§ **What you should do**
Copy every line of the data below word for word, changing nothing.

§ **Layout dataset entries**

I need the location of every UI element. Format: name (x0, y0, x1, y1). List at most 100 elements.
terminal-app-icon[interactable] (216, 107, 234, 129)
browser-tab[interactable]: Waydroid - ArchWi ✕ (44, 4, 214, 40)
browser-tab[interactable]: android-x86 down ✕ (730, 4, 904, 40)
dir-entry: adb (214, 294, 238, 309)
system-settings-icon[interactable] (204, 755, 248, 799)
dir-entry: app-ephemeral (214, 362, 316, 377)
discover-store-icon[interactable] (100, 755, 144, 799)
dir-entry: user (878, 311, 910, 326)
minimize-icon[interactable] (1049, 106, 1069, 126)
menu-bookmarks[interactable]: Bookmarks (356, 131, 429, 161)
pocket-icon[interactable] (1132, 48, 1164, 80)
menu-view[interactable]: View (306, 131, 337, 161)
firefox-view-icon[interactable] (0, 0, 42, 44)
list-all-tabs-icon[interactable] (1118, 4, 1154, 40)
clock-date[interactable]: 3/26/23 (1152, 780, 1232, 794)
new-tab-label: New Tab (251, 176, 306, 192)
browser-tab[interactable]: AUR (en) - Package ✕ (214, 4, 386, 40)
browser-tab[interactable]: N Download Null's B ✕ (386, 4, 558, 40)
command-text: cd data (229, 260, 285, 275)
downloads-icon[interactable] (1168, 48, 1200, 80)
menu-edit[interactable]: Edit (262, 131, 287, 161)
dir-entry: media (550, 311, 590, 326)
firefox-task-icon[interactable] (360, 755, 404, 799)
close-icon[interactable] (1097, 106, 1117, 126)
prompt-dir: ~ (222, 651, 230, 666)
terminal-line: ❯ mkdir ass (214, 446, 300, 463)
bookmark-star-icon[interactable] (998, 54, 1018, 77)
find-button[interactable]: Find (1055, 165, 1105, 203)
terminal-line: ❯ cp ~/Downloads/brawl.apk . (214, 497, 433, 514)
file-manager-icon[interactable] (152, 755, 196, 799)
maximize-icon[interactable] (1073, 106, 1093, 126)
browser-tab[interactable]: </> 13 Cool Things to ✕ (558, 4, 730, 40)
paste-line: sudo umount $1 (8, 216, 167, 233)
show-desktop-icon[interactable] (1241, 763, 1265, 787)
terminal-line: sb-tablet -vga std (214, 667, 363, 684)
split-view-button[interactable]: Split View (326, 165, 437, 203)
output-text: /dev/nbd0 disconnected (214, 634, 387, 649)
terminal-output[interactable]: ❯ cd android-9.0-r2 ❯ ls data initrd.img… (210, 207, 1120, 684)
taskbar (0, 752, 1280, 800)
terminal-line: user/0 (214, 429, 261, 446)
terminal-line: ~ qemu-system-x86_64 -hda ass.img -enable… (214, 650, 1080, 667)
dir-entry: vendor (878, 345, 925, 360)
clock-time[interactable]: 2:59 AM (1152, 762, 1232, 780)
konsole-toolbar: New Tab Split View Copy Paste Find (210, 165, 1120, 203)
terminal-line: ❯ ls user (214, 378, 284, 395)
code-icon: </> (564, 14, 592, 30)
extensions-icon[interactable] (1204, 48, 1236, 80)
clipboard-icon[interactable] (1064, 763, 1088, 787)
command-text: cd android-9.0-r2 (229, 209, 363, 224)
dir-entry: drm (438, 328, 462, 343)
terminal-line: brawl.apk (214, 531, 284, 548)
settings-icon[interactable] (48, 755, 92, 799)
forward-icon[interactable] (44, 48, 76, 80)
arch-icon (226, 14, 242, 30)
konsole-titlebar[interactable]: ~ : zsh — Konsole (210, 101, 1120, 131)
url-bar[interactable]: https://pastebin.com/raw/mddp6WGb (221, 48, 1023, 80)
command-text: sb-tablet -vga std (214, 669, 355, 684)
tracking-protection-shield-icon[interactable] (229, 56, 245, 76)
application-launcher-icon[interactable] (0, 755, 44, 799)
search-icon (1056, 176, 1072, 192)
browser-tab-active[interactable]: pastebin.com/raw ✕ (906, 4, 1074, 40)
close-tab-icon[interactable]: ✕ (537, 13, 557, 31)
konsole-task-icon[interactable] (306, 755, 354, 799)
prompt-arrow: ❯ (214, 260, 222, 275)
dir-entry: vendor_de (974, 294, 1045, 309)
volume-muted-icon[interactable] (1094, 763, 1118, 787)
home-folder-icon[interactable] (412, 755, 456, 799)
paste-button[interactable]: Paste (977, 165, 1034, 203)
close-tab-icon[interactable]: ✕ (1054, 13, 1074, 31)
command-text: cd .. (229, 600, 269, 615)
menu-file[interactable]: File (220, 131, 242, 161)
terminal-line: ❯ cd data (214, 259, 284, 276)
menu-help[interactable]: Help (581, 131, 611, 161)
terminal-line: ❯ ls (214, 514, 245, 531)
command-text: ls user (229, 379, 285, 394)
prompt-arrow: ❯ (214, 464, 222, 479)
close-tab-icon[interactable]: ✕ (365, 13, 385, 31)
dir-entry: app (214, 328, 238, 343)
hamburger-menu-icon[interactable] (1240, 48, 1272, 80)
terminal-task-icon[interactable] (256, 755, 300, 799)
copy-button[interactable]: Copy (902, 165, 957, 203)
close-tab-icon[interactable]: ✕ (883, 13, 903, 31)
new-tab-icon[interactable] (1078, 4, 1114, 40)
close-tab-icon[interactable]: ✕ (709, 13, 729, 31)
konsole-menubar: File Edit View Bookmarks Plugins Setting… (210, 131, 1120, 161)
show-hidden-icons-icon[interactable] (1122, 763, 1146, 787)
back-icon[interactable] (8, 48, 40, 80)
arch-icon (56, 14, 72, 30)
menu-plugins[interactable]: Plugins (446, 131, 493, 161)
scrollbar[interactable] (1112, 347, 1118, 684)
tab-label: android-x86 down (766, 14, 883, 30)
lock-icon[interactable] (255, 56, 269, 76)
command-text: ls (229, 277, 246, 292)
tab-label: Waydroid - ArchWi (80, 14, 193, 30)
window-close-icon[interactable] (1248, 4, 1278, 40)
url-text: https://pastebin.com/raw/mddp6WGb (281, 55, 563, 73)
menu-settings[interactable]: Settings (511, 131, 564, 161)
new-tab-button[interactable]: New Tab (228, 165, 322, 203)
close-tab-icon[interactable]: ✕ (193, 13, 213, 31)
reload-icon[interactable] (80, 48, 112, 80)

§ **Correct answer**
I need the location of every UI element. Format: name (x0, y0, x1, y1). List at most 100 elements.
terminal-app-icon[interactable] (216, 107, 234, 129)
browser-tab[interactable]: Waydroid - ArchWi ✕ (44, 4, 214, 40)
browser-tab[interactable]: android-x86 down ✕ (730, 4, 904, 40)
dir-entry: adb (214, 294, 238, 309)
system-settings-icon[interactable] (204, 755, 248, 799)
dir-entry: app-ephemeral (214, 362, 316, 377)
discover-store-icon[interactable] (100, 755, 144, 799)
dir-entry: user (878, 311, 910, 326)
minimize-icon[interactable] (1049, 106, 1069, 126)
menu-bookmarks[interactable]: Bookmarks (356, 131, 429, 161)
pocket-icon[interactable] (1132, 48, 1164, 80)
menu-view[interactable]: View (306, 131, 337, 161)
firefox-view-icon[interactable] (0, 0, 42, 44)
list-all-tabs-icon[interactable] (1118, 4, 1154, 40)
clock-date[interactable]: 3/26/23 (1152, 780, 1232, 794)
new-tab-label: New Tab (251, 176, 306, 192)
browser-tab[interactable]: AUR (en) - Package ✕ (214, 4, 386, 40)
browser-tab[interactable]: N Download Null's B ✕ (386, 4, 558, 40)
command-text: cd data (229, 260, 285, 275)
downloads-icon[interactable] (1168, 48, 1200, 80)
menu-edit[interactable]: Edit (262, 131, 287, 161)
dir-entry: media (550, 311, 590, 326)
firefox-task-icon[interactable] (360, 755, 404, 799)
close-icon[interactable] (1097, 106, 1117, 126)
prompt-dir: ~ (222, 651, 230, 666)
terminal-line: ❯ mkdir ass (214, 446, 300, 463)
bookmark-star-icon[interactable] (998, 54, 1018, 77)
find-button[interactable]: Find (1055, 165, 1105, 203)
terminal-line: ❯ cp ~/Downloads/brawl.apk . (214, 497, 433, 514)
file-manager-icon[interactable] (152, 755, 196, 799)
maximize-icon[interactable] (1073, 106, 1093, 126)
browser-tab[interactable]: </> 13 Cool Things to ✕ (558, 4, 730, 40)
paste-line: sudo umount $1 (8, 216, 167, 233)
show-desktop-icon[interactable] (1241, 763, 1265, 787)
terminal-line: sb-tablet -vga std (214, 667, 363, 684)
split-view-button[interactable]: Split View (326, 165, 437, 203)
output-text: /dev/nbd0 disconnected (214, 634, 387, 649)
terminal-output[interactable]: ❯ cd android-9.0-r2 ❯ ls data initrd.img… (210, 207, 1120, 684)
taskbar (0, 752, 1280, 800)
terminal-line: user/0 (214, 429, 261, 446)
terminal-line: ~ qemu-system-x86_64 -hda ass.img -enable… (214, 650, 1080, 667)
dir-entry: vendor (878, 345, 925, 360)
clock-time[interactable]: 2:59 AM (1152, 762, 1232, 780)
konsole-toolbar: New Tab Split View Copy Paste Find (210, 165, 1120, 203)
terminal-line: ❯ ls user (214, 378, 284, 395)
code-icon: </> (564, 14, 592, 30)
extensions-icon[interactable] (1204, 48, 1236, 80)
clipboard-icon[interactable] (1064, 763, 1088, 787)
command-text: cd android-9.0-r2 (229, 209, 363, 224)
dir-entry: drm (438, 328, 462, 343)
terminal-line: brawl.apk (214, 531, 284, 548)
settings-icon[interactable] (48, 755, 92, 799)
forward-icon[interactable] (44, 48, 76, 80)
arch-icon (226, 14, 242, 30)
konsole-titlebar[interactable]: ~ : zsh — Konsole (210, 101, 1120, 131)
url-bar[interactable]: https://pastebin.com/raw/mddp6WGb (221, 48, 1023, 80)
command-text: sb-tablet -vga std (214, 669, 355, 684)
tracking-protection-shield-icon[interactable] (229, 56, 245, 76)
application-launcher-icon[interactable] (0, 755, 44, 799)
search-icon (1056, 176, 1072, 192)
browser-tab-active[interactable]: pastebin.com/raw ✕ (906, 4, 1074, 40)
close-tab-icon[interactable]: ✕ (537, 13, 557, 31)
konsole-task-icon[interactable] (306, 755, 354, 799)
prompt-arrow: ❯ (214, 260, 222, 275)
dir-entry: vendor_de (974, 294, 1045, 309)
volume-muted-icon[interactable] (1094, 763, 1118, 787)
home-folder-icon[interactable] (412, 755, 456, 799)
paste-button[interactable]: Paste (977, 165, 1034, 203)
close-tab-icon[interactable]: ✕ (1054, 13, 1074, 31)
command-text: cd .. (229, 600, 269, 615)
menu-file[interactable]: File (220, 131, 242, 161)
terminal-line: ❯ cd data (214, 259, 284, 276)
menu-help[interactable]: Help (581, 131, 611, 161)
terminal-line: ❯ ls (214, 514, 245, 531)
command-text: ls user (229, 379, 285, 394)
prompt-arrow: ❯ (214, 464, 222, 479)
close-tab-icon[interactable]: ✕ (365, 13, 385, 31)
dir-entry: app (214, 328, 238, 343)
hamburger-menu-icon[interactable] (1240, 48, 1272, 80)
terminal-task-icon[interactable] (256, 755, 300, 799)
copy-button[interactable]: Copy (902, 165, 957, 203)
close-tab-icon[interactable]: ✕ (883, 13, 903, 31)
new-tab-icon[interactable] (1078, 4, 1114, 40)
close-tab-icon[interactable]: ✕ (709, 13, 729, 31)
konsole-menubar: File Edit View Bookmarks Plugins Setting… (210, 131, 1120, 161)
show-hidden-icons-icon[interactable] (1122, 763, 1146, 787)
back-icon[interactable] (8, 48, 40, 80)
arch-icon (56, 14, 72, 30)
menu-plugins[interactable]: Plugins (446, 131, 493, 161)
scrollbar[interactable] (1112, 347, 1118, 684)
tab-label: android-x86 down (766, 14, 883, 30)
lock-icon[interactable] (255, 56, 269, 76)
command-text: ls (229, 277, 246, 292)
tab-label: Waydroid - ArchWi (80, 14, 193, 30)
window-close-icon[interactable] (1248, 4, 1278, 40)
url-text: https://pastebin.com/raw/mddp6WGb (281, 55, 563, 73)
menu-settings[interactable]: Settings (511, 131, 564, 161)
new-tab-button[interactable]: New Tab (228, 165, 322, 203)
close-tab-icon[interactable]: ✕ (193, 13, 213, 31)
reload-icon[interactable] (80, 48, 112, 80)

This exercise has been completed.